**** RECORDS ****
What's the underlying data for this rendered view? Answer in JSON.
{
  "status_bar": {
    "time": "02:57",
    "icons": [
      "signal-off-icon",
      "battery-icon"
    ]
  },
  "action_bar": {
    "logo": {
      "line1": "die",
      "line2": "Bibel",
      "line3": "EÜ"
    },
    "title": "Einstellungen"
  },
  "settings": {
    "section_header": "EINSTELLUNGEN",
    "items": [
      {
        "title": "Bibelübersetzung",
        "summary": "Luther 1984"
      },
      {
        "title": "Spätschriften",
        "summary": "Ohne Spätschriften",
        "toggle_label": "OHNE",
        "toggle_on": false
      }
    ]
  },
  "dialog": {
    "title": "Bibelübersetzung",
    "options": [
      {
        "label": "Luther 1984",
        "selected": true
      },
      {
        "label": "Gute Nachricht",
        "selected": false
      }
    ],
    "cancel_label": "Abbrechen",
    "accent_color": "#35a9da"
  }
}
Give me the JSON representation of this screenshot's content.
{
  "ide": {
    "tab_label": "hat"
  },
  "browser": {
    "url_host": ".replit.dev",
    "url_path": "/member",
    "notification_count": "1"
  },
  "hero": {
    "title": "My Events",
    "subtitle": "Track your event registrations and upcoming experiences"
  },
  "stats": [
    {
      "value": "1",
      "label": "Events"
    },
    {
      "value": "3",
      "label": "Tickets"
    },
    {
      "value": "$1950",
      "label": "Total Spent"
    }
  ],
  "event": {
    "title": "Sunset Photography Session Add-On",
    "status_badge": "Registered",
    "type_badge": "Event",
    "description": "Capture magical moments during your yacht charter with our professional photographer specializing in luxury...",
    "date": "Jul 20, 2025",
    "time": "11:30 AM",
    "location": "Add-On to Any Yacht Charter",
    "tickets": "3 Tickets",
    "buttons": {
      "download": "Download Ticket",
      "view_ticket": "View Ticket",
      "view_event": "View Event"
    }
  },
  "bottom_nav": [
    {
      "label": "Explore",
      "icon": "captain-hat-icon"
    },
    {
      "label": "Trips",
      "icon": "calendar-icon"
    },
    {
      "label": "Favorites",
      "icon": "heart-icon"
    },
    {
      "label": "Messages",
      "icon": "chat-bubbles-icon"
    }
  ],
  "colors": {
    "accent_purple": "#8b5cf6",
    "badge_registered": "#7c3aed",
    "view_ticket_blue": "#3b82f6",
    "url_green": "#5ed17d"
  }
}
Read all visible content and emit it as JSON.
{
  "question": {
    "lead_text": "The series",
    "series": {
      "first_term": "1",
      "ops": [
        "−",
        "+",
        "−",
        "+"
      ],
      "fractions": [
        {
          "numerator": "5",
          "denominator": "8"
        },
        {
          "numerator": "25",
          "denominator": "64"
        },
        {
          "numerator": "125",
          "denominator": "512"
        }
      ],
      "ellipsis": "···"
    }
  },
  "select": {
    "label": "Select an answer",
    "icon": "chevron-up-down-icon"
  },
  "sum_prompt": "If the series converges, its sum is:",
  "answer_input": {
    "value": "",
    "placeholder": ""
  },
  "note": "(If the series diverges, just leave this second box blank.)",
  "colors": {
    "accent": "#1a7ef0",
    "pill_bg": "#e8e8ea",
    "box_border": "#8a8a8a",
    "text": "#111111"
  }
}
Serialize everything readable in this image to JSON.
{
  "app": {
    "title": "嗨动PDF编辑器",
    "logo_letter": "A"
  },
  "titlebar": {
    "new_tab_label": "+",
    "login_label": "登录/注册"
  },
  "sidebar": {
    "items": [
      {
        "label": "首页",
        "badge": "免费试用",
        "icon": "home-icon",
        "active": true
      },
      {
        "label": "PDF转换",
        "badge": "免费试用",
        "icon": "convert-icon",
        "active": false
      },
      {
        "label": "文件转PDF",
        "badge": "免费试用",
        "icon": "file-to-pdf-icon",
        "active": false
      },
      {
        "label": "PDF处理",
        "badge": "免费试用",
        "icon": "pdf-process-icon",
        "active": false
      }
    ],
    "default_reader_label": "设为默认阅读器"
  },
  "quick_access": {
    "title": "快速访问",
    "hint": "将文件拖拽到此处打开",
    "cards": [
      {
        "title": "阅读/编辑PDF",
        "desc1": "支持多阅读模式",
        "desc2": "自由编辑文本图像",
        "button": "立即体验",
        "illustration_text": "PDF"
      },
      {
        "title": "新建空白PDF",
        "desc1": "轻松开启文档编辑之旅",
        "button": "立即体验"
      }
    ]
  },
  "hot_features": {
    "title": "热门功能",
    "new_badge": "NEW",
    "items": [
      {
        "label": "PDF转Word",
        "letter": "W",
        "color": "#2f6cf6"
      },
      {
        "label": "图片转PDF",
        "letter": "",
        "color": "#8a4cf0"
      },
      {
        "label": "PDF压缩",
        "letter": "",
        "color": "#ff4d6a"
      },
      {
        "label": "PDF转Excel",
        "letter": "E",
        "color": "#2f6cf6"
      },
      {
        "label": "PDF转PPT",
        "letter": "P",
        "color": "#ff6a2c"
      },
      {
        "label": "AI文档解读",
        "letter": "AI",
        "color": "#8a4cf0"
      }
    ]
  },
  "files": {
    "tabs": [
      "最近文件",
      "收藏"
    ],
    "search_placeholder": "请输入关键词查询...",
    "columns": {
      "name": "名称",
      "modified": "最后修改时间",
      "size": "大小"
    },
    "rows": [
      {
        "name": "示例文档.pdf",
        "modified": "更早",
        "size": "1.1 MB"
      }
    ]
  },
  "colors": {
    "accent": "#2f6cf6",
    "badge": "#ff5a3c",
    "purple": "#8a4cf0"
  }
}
****
INSTRUCTION ::
Show all lines from the listing above in which "your" appears.

FULL OUTPUT ::
    "subtitle": "Track your event registrations and upcoming experiences"
    "description": "Capture magical moments during your yacht charter with our professional photographer specializing in luxury...",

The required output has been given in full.